*** Opening of RECORDS PROVIDED ***

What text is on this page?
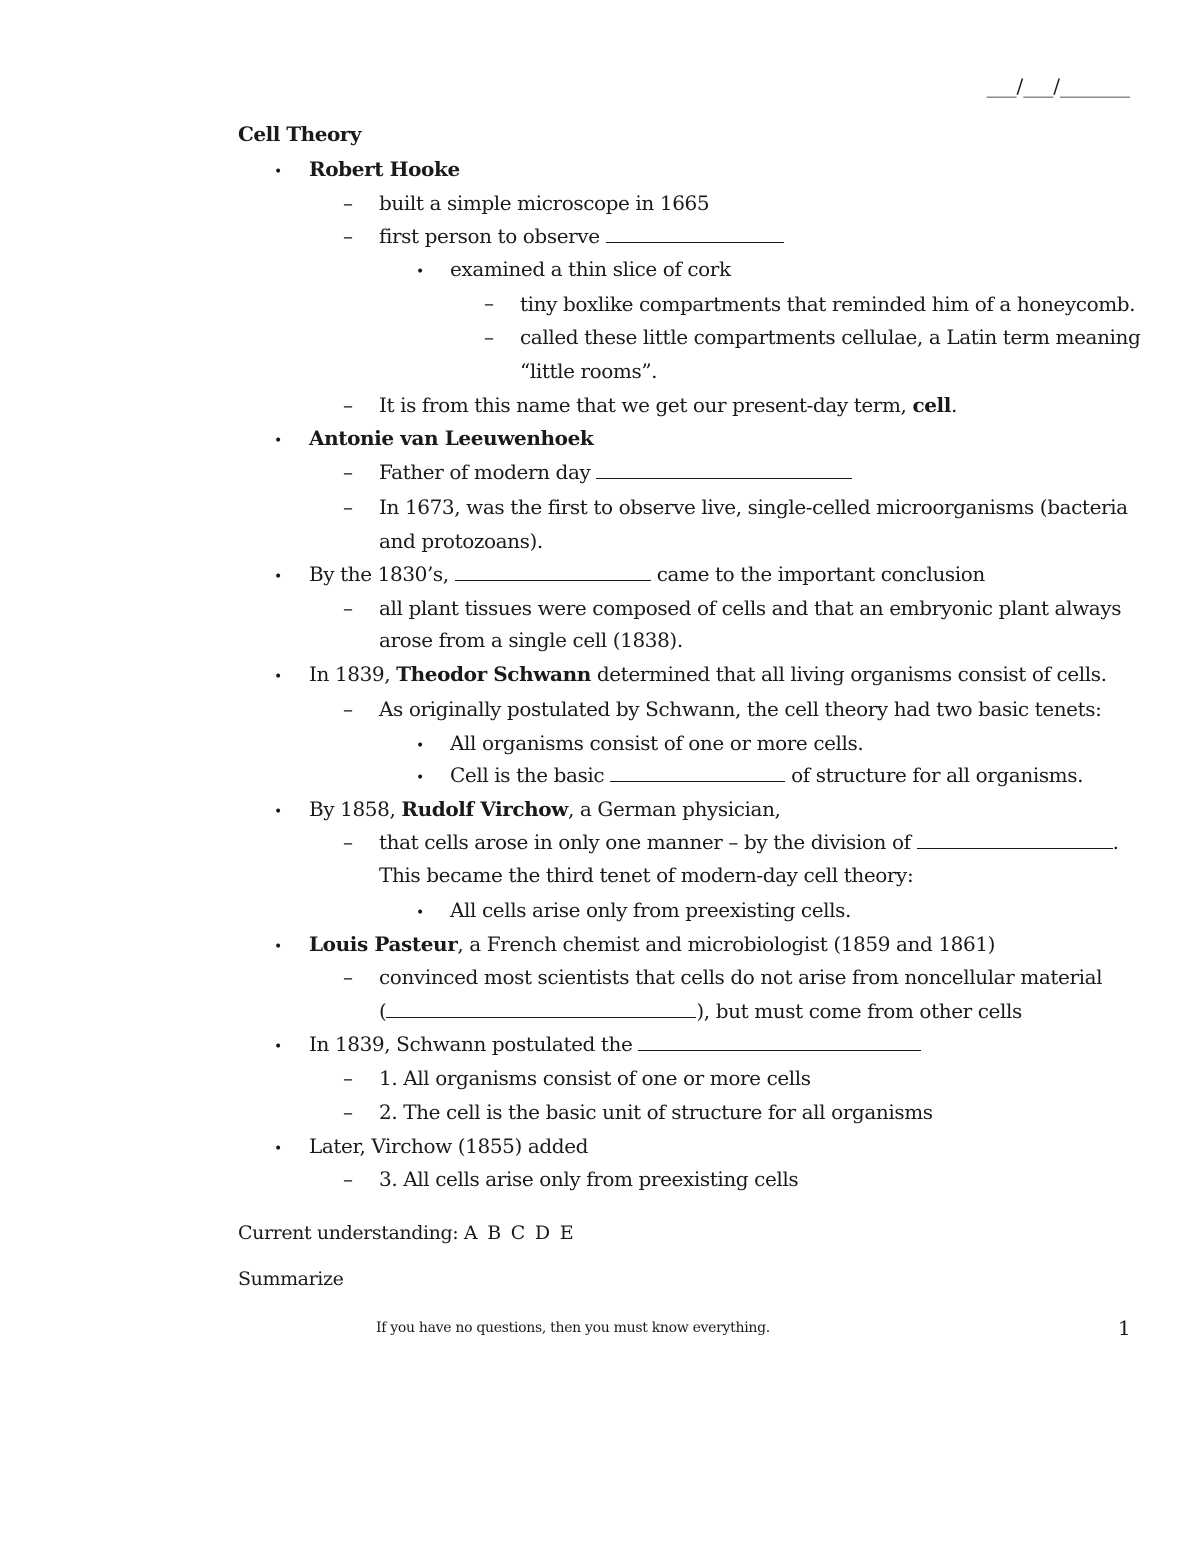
___/___/_______
Cell Theory
• Robert Hooke
– built a simple microscope in 1665
– first person to observe
• examined a thin slice of cork
– tiny boxlike compartments that reminded him of a honeycomb.
– called these little compartments cellulae, a Latin term meaning
“little rooms”.
– It is from this name that we get our present-day term, cell.
• Antonie van Leeuwenhoek
– Father of modern day
– In 1673, was the first to observe live, single-celled microorganisms (bacteria
and protozoans).
• By the 1830’s,	came to the important conclusion
– all plant tissues were composed of cells and that an embryonic plant always
arose from a single cell (1838).
• In 1839, Theodor Schwann determined that all living organisms consist of cells.
– As originally postulated by Schwann, the cell theory had two basic tenets:
• All organisms consist of one or more cells.
• Cell is the basic	of structure for all organisms.
• By 1858, Rudolf Virchow, a German physician,
– that cells arose in only one manner – by the division of	.
This became the third tenet of modern-day cell theory:
• All cells arise only from preexisting cells.
• Louis Pasteur, a French chemist and microbiologist (1859 and 1861)
– convinced most scientists that cells do not arise from noncellular material
(	), but must come from other cells
• In 1839, Schwann postulated the
– 1. All organisms consist of one or more cells
– 2. The cell is the basic unit of structure for all organisms
• Later, Virchow (1855) added
– 3. All cells arise only from preexisting cells
Current understanding: A B C D E
Summarize
If you have no questions, then you must know everything.	1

*** Close of RECORDS PROVIDED ***

WHAT YOU ARE ASKED TO DO
Find how many lines of the listing include the word "first" and answer with that count by itself.

EXPECTED ANSWER
2